▶ **Given task**
Will you give the material below again, every line exactly as it is?

Rows from a dataset:

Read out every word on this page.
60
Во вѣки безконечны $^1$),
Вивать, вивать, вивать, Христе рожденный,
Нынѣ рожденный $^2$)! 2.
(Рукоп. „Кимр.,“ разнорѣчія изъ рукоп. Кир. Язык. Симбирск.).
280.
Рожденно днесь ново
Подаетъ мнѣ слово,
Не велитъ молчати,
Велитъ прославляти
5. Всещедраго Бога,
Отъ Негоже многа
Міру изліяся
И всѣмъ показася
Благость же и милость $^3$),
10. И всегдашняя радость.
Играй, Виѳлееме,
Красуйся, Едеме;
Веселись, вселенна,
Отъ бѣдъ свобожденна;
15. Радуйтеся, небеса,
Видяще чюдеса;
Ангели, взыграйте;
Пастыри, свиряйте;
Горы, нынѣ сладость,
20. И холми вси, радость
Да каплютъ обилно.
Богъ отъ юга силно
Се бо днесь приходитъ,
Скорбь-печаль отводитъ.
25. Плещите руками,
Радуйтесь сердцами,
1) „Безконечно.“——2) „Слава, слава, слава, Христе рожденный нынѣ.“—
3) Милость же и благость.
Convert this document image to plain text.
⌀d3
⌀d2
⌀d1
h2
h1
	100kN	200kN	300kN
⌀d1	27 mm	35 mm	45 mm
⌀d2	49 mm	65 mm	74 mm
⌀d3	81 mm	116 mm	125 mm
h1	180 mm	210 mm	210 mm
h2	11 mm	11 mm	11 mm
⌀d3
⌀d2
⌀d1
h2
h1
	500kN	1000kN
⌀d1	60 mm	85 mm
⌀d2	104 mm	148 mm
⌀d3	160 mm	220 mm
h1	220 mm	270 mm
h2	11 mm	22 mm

▶ **Response to this task**
Read out every word on this page.
60
Во вѣки безконечны $^1$),
Вивать, вивать, вивать, Христе рожденный,
Нынѣ рожденный $^2$)! 2.
(Рукоп. „Кимр.,“ разнорѣчія изъ рукоп. Кир. Язык. Симбирск.).
280.
Рожденно днесь ново
Подаетъ мнѣ слово,
Не велитъ молчати,
Велитъ прославляти
5. Всещедраго Бога,
Отъ Негоже многа
Міру изліяся
И всѣмъ показася
Благость же и милость $^3$),
10. И всегдашняя радость.
Играй, Виѳлееме,
Красуйся, Едеме;
Веселись, вселенна,
Отъ бѣдъ свобожденна;
15. Радуйтеся, небеса,
Видяще чюдеса;
Ангели, взыграйте;
Пастыри, свиряйте;
Горы, нынѣ сладость,
20. И холми вси, радость
Да каплютъ обилно.
Богъ отъ юга силно
Се бо днесь приходитъ,
Скорбь-печаль отводитъ.
25. Плещите руками,
Радуйтесь сердцами,
1) „Безконечно.“——2) „Слава, слава, слава, Христе рожденный нынѣ.“—
3) Милость же и благость.
Convert this document image to plain text.
⌀d3
⌀d2
⌀d1
h2
h1
	100kN	200kN	300kN
⌀d1	27 mm	35 mm	45 mm
⌀d2	49 mm	65 mm	74 mm
⌀d3	81 mm	116 mm	125 mm
h1	180 mm	210 mm	210 mm
h2	11 mm	11 mm	11 mm
⌀d3
⌀d2
⌀d1
h2
h1
	500kN	1000kN
⌀d1	60 mm	85 mm
⌀d2	104 mm	148 mm
⌀d3	160 mm	220 mm
h1	220 mm	270 mm
h2	11 mm	22 mm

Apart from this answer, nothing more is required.